• **Task prompt**
All of the entries must be reproduced exactly, with no images carried over.

• **Input for this task**
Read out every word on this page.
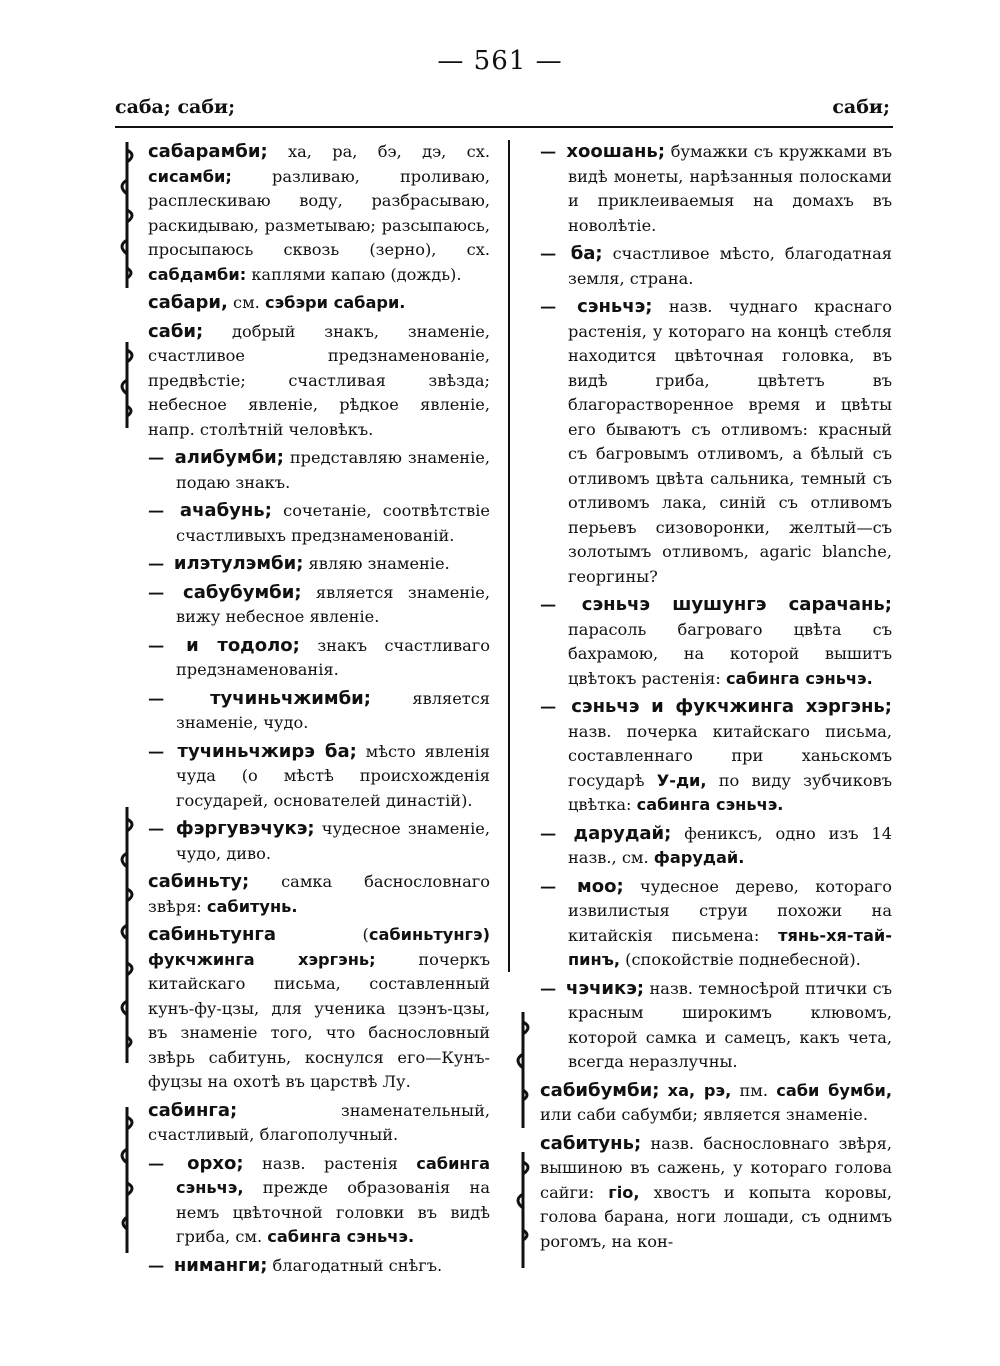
— 561 —
саба; саби;	саби;
сабарамби; ха, ра, бэ, дэ, сх. сисамби; разливаю, проливаю, расплескиваю воду, разбрасываю, раскидываю, разметываю; разсыпаюсь, просыпаюсь сквозь (зерно), сх. сабдамби: каплями капаю (дождь).
сабари, см. сэбэри сабари.
саби; добрый знакъ, знаменіе, счастливое предзнаменованіе, предвѣстіе; счастливая звѣзда; небесное явленіе, рѣдкое явленіе, напр. столѣтній человѣкъ.
— алибумби; представляю знаменіе, подаю знакъ.
— ачабунь; сочетаніе, соотвѣтствіе счастливыхъ предзнаменованій.
— илэтулэмби; являю знаменіе.
— сабубумби; является знаменіе, вижу небесное явленіе.
— и тодоло; знакъ счастливаго предзнаменованія.
— тучиньчжимби; является знаменіе, чудо.
— тучиньчжирэ ба; мѣсто явленія чуда (о мѣстѣ происхожденія государей, основателей династій).
— фэргувэчукэ; чудесное знаменіе, чудо, диво.
сабиньту; самка баснословнаго звѣря: сабитунь.
сабиньтунга (сабиньтунгэ) фукчжинга хэргэнь; почеркъ китайскаго письма, составленный кунъ-фу-цзы, для ученика цзэнъ-цзы, въ знаменіе того, что баснословный звѣрь сабитунь, коснулся его—Кунъ-фуцзы на охотѣ въ царствѣ Лу.
сабинга; знаменательный, счастливый, благополучный.
— орхо; назв. растенія сабинга сэньчэ, прежде образованія на немъ цвѣточной головки въ видѣ гриба, см. сабинга сэньчэ.
— ниманги; благодатный снѣгъ.
— хоошань; бумажки съ кружками въ видѣ монеты, нарѣзанныя полосками и приклеиваемыя на домахъ въ новолѣтіе.
— ба; счастливое мѣсто, благодатная земля, страна.
— сэньчэ; назв. чуднаго краснаго растенія, у котораго на концѣ стебля находится цвѣточная головка, въ видѣ гриба, цвѣтетъ въ благорастворенное время и цвѣты его бываютъ съ отливомъ: красный съ багровымъ отливомъ, а бѣлый съ отливомъ цвѣта сальника, темный съ отливомъ лака, синій съ отливомъ перьевъ сизоворонки, желтый—съ золотымъ отливомъ, agaric blanche, георгины?
— сэньчэ шушунгэ сарачань; парасоль багроваго цвѣта съ бахрамою, на которой вышитъ цвѣтокъ растенія: сабинга сэньчэ.
— сэньчэ и фукчжинга хэргэнь; назв. почерка китайскаго письма, составленнаго при ханьскомъ государѣ У-ди, по виду зубчиковъ цвѣтка: сабинга сэньчэ.
— дарудай; фениксъ, одно изъ 14 назв., см. фарудай.
— моо; чудесное дерево, котораго извилистыя струи похожи на китайскія письмена: тянь-хя-тай-пинъ, (спокойствіе поднебесной).
— чэчикэ; назв. темносѣрой птички съ красным широкимъ клювомъ, которой самка и самецъ, какъ чета, всегда неразлучны.
сабибумби; ха, рэ, пм. саби бумби, или саби сабумби; является знаменіе.
сабитунь; назв. баснословнаго звѣря, вышиною въ сажень, у котораго голова сайги: гіо, хвостъ и копыта коровы, голова барана, ноги лошади, съ однимъ рогомъ, на кон-
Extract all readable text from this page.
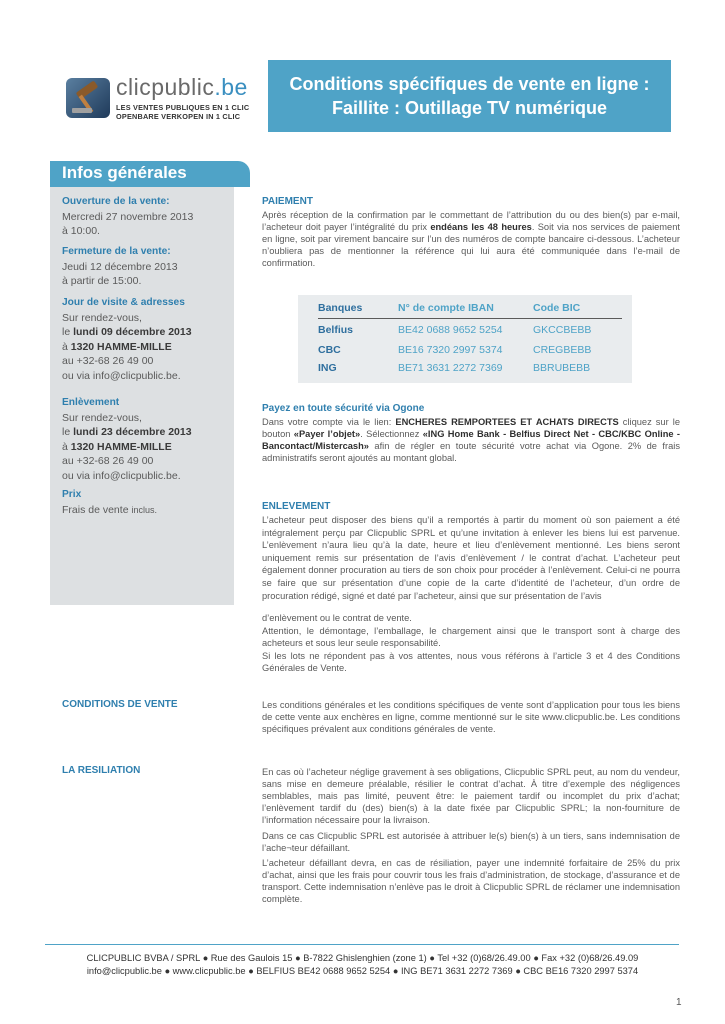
clicpublic.be
LES VENTES PUBLIQUES EN 1 CLIC
OPENBARE VERKOPEN IN 1 CLIC
Conditions spécifiques de vente en ligne :
Faillite : Outillage TV numérique
Infos générales
Ouverture de la vente:
Mercredi 27 novembre 2013
à 10:00.
Fermeture de la vente:
Jeudi 12 décembre 2013
à partir de 15:00.
Jour de visite & adresses
Sur rendez-vous,
le lundi 09 décembre 2013
à 1320 HAMME-MILLE
au +32-68 26 49 00
ou via info@clicpublic.be.
Enlèvement
Sur rendez-vous,
le lundi 23 décembre 2013
à 1320 HAMME-MILLE
au +32-68 26 49 00
ou via info@clicpublic.be.
Prix
Frais de vente inclus.
PAIEMENT
Après réception de la confirmation par le commettant de l’attribution du ou des bien(s) par e-mail, l’acheteur doit payer l’intégralité du prix endéans les 48 heures. Soit via nos services de paiement en ligne, soit par virement bancaire sur l’un des numéros de compte bancaire ci-dessous. L’acheteur n’oubliera pas de mentionner la référence qui lui aura été communiquée dans l’e-mail de confirmation.
Banques	N° de compte IBAN	Code BIC
Belfius	BE42 0688 9652 5254	GKCCBEBB
CBC	BE16 7320 2997 5374	CREGBEBB
ING	BE71 3631 2272 7369	BBRUBEBB
Payez en toute sécurité via Ogone
Dans votre compte via le lien: ENCHERES REMPORTEES ET ACHATS DIRECTS cliquez sur le bouton «Payer l’objet». Sélectionnez «ING Home Bank - Belfius Direct Net - CBC/KBC Online - Bancontact/Mistercash» afin de régler en toute sécurité votre achat via Ogone. 2% de frais administratifs seront ajoutés au montant global.
ENLEVEMENT
L’acheteur peut disposer des biens qu’il a remportés à partir du moment où son paiement a été intégralement perçu par Clicpublic SPRL et qu’une invitation à enlever les biens lui est parvenue. L’enlèvement n’aura lieu qu’à la date, heure et lieu d’enlèvement mentionné. Les biens seront uniquement remis sur présentation de l’avis d’enlèvement / le contrat d’achat. L’acheteur peut également donner procuration au tiers de son choix pour procéder à l’enlèvement. Celui-ci ne pourra se faire que sur présentation d’une copie de la carte d’identité de l’acheteur, d’un ordre de procuration rédigé, signé et daté par l’acheteur, ainsi que sur présentation de l’avis
d’enlèvement ou le contrat de vente.
Attention, le démontage, l’emballage, le chargement ainsi que le transport sont à charge des acheteurs et sous leur seule responsabilité.
Si les lots ne répondent pas à vos attentes, nous vous référons à l’article 3 et 4 des Conditions Générales de Vente.
CONDITIONS DE VENTE	Les conditions générales et les conditions spécifiques de vente sont d’application pour tous les biens de cette vente aux enchères en ligne, comme mentionné sur le site www.clicpublic.be. Les conditions spécifiques prévalent aux conditions générales de vente.
LA RESILIATION	En cas où l’acheteur néglige gravement à ses obligations, Clicpublic SPRL peut, au nom du vendeur, sans mise en demeure préalable, résilier le contrat d’achat. À titre d’exemple des négligences semblables, mais pas limité, peuvent être: le paiement tardif ou incomplet du prix d’achat; l’enlèvement tardif du (des) bien(s) à la date fixée par Clicpublic SPRL; la non-fourniture de l’information nécessaire pour la livraison.
Dans ce cas Clicpublic SPRL est autorisée à attribuer le(s) bien(s) à un tiers, sans indemnisation de l’ache¬teur défaillant.
L’acheteur défaillant devra, en cas de résiliation, payer une indemnité forfaitaire de 25% du prix d’achat, ainsi que les frais pour couvrir tous les frais d’administration, de stockage, d’assurance et de transport. Cette indemnisation n’enlève pas le droit à Clicpublic SPRL de réclamer une indemnisation complète.
CLICPUBLIC BVBA / SPRL ● Rue des Gaulois 15 ● B-7822 Ghislenghien (zone 1) ● Tel +32 (0)68/26.49.00 ● Fax +32 (0)68/26.49.09
info@clicpublic.be ● www.clicpublic.be ● BELFIUS BE42 0688 9652 5254 ● ING BE71 3631 2272 7369 ● CBC BE16 7320 2997 5374
1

• **Output below**
Read out every word on this page.
— 561 —
саба; саби;	саби;
сабарамби; ха, ра, бэ, дэ, сх. сисамби; разливаю, проливаю, расплескиваю воду, разбрасываю, раскидываю, разметываю; разсыпаюсь, просыпаюсь сквозь (зерно), сх. сабдамби: каплями капаю (дождь).
сабари, см. сэбэри сабари.
саби; добрый знакъ, знаменіе, счастливое предзнаменованіе, предвѣстіе; счастливая звѣзда; небесное явленіе, рѣдкое явленіе, напр. столѣтній человѣкъ.
— алибумби; представляю знаменіе, подаю знакъ.
— ачабунь; сочетаніе, соотвѣтствіе счастливыхъ предзнаменованій.
— илэтулэмби; являю знаменіе.
— сабубумби; является знаменіе, вижу небесное явленіе.
— и тодоло; знакъ счастливаго предзнаменованія.
— тучиньчжимби; является знаменіе, чудо.
— тучиньчжирэ ба; мѣсто явленія чуда (о мѣстѣ происхожденія государей, основателей династій).
— фэргувэчукэ; чудесное знаменіе, чудо, диво.
сабиньту; самка баснословнаго звѣря: сабитунь.
сабиньтунга (сабиньтунгэ) фукчжинга хэргэнь; почеркъ китайскаго письма, составленный кунъ-фу-цзы, для ученика цзэнъ-цзы, въ знаменіе того, что баснословный звѣрь сабитунь, коснулся его—Кунъ-фуцзы на охотѣ въ царствѣ Лу.
сабинга; знаменательный, счастливый, благополучный.
— орхо; назв. растенія сабинга сэньчэ, прежде образованія на немъ цвѣточной головки въ видѣ гриба, см. сабинга сэньчэ.
— ниманги; благодатный снѣгъ.
— хоошань; бумажки съ кружками въ видѣ монеты, нарѣзанныя полосками и приклеиваемыя на домахъ въ новолѣтіе.
— ба; счастливое мѣсто, благодатная земля, страна.
— сэньчэ; назв. чуднаго краснаго растенія, у котораго на концѣ стебля находится цвѣточная головка, въ видѣ гриба, цвѣтетъ въ благорастворенное время и цвѣты его бываютъ съ отливомъ: красный съ багровымъ отливомъ, а бѣлый съ отливомъ цвѣта сальника, темный съ отливомъ лака, синій съ отливомъ перьевъ сизоворонки, желтый—съ золотымъ отливомъ, agaric blanche, георгины?
— сэньчэ шушунгэ сарачань; парасоль багроваго цвѣта съ бахрамою, на которой вышитъ цвѣтокъ растенія: сабинга сэньчэ.
— сэньчэ и фукчжинга хэргэнь; назв. почерка китайскаго письма, составленнаго при ханьскомъ государѣ У-ди, по виду зубчиковъ цвѣтка: сабинга сэньчэ.
— дарудай; фениксъ, одно изъ 14 назв., см. фарудай.
— моо; чудесное дерево, котораго извилистыя струи похожи на китайскія письмена: тянь-хя-тай-пинъ, (спокойствіе поднебесной).
— чэчикэ; назв. темносѣрой птички съ красным широкимъ клювомъ, которой самка и самецъ, какъ чета, всегда неразлучны.
сабибумби; ха, рэ, пм. саби бумби, или саби сабумби; является знаменіе.
сабитунь; назв. баснословнаго звѣря, вышиною въ сажень, у котораго голова сайги: гіо, хвостъ и копыта коровы, голова барана, ноги лошади, съ однимъ рогомъ, на кон-
Extract all readable text from this page.
clicpublic.be
LES VENTES PUBLIQUES EN 1 CLIC
OPENBARE VERKOPEN IN 1 CLIC
Conditions spécifiques de vente en ligne :
Faillite : Outillage TV numérique
Infos générales
Ouverture de la vente:
Mercredi 27 novembre 2013
à 10:00.
Fermeture de la vente:
Jeudi 12 décembre 2013
à partir de 15:00.
Jour de visite & adresses
Sur rendez-vous,
le lundi 09 décembre 2013
à 1320 HAMME-MILLE
au +32-68 26 49 00
ou via info@clicpublic.be.
Enlèvement
Sur rendez-vous,
le lundi 23 décembre 2013
à 1320 HAMME-MILLE
au +32-68 26 49 00
ou via info@clicpublic.be.
Prix
Frais de vente inclus.
PAIEMENT
Après réception de la confirmation par le commettant de l’attribution du ou des bien(s) par e-mail, l’acheteur doit payer l’intégralité du prix endéans les 48 heures. Soit via nos services de paiement en ligne, soit par virement bancaire sur l’un des numéros de compte bancaire ci-dessous. L’acheteur n’oubliera pas de mentionner la référence qui lui aura été communiquée dans l’e-mail de confirmation.
Banques	N° de compte IBAN	Code BIC
Belfius	BE42 0688 9652 5254	GKCCBEBB
CBC	BE16 7320 2997 5374	CREGBEBB
ING	BE71 3631 2272 7369	BBRUBEBB
Payez en toute sécurité via Ogone
Dans votre compte via le lien: ENCHERES REMPORTEES ET ACHATS DIRECTS cliquez sur le bouton «Payer l’objet». Sélectionnez «ING Home Bank - Belfius Direct Net - CBC/KBC Online - Bancontact/Mistercash» afin de régler en toute sécurité votre achat via Ogone. 2% de frais administratifs seront ajoutés au montant global.
ENLEVEMENT
L’acheteur peut disposer des biens qu’il a remportés à partir du moment où son paiement a été intégralement perçu par Clicpublic SPRL et qu’une invitation à enlever les biens lui est parvenue. L’enlèvement n’aura lieu qu’à la date, heure et lieu d’enlèvement mentionné. Les biens seront uniquement remis sur présentation de l’avis d’enlèvement / le contrat d’achat. L’acheteur peut également donner procuration au tiers de son choix pour procéder à l’enlèvement. Celui-ci ne pourra se faire que sur présentation d’une copie de la carte d’identité de l’acheteur, d’un ordre de procuration rédigé, signé et daté par l’acheteur, ainsi que sur présentation de l’avis
d’enlèvement ou le contrat de vente.
Attention, le démontage, l’emballage, le chargement ainsi que le transport sont à charge des acheteurs et sous leur seule responsabilité.
Si les lots ne répondent pas à vos attentes, nous vous référons à l’article 3 et 4 des Conditions Générales de Vente.
CONDITIONS DE VENTE	Les conditions générales et les conditions spécifiques de vente sont d’application pour tous les biens de cette vente aux enchères en ligne, comme mentionné sur le site www.clicpublic.be. Les conditions spécifiques prévalent aux conditions générales de vente.
LA RESILIATION	En cas où l’acheteur néglige gravement à ses obligations, Clicpublic SPRL peut, au nom du vendeur, sans mise en demeure préalable, résilier le contrat d’achat. À titre d’exemple des négligences semblables, mais pas limité, peuvent être: le paiement tardif ou incomplet du prix d’achat; l’enlèvement tardif du (des) bien(s) à la date fixée par Clicpublic SPRL; la non-fourniture de l’information nécessaire pour la livraison.
Dans ce cas Clicpublic SPRL est autorisée à attribuer le(s) bien(s) à un tiers, sans indemnisation de l’ache¬teur défaillant.
L’acheteur défaillant devra, en cas de résiliation, payer une indemnité forfaitaire de 25% du prix d’achat, ainsi que les frais pour couvrir tous les frais d’administration, de stockage, d’assurance et de transport. Cette indemnisation n’enlève pas le droit à Clicpublic SPRL de réclamer une indemnisation complète.
CLICPUBLIC BVBA / SPRL ● Rue des Gaulois 15 ● B-7822 Ghislenghien (zone 1) ● Tel +32 (0)68/26.49.00 ● Fax +32 (0)68/26.49.09
info@clicpublic.be ● www.clicpublic.be ● BELFIUS BE42 0688 9652 5254 ● ING BE71 3631 2272 7369 ● CBC BE16 7320 2997 5374
1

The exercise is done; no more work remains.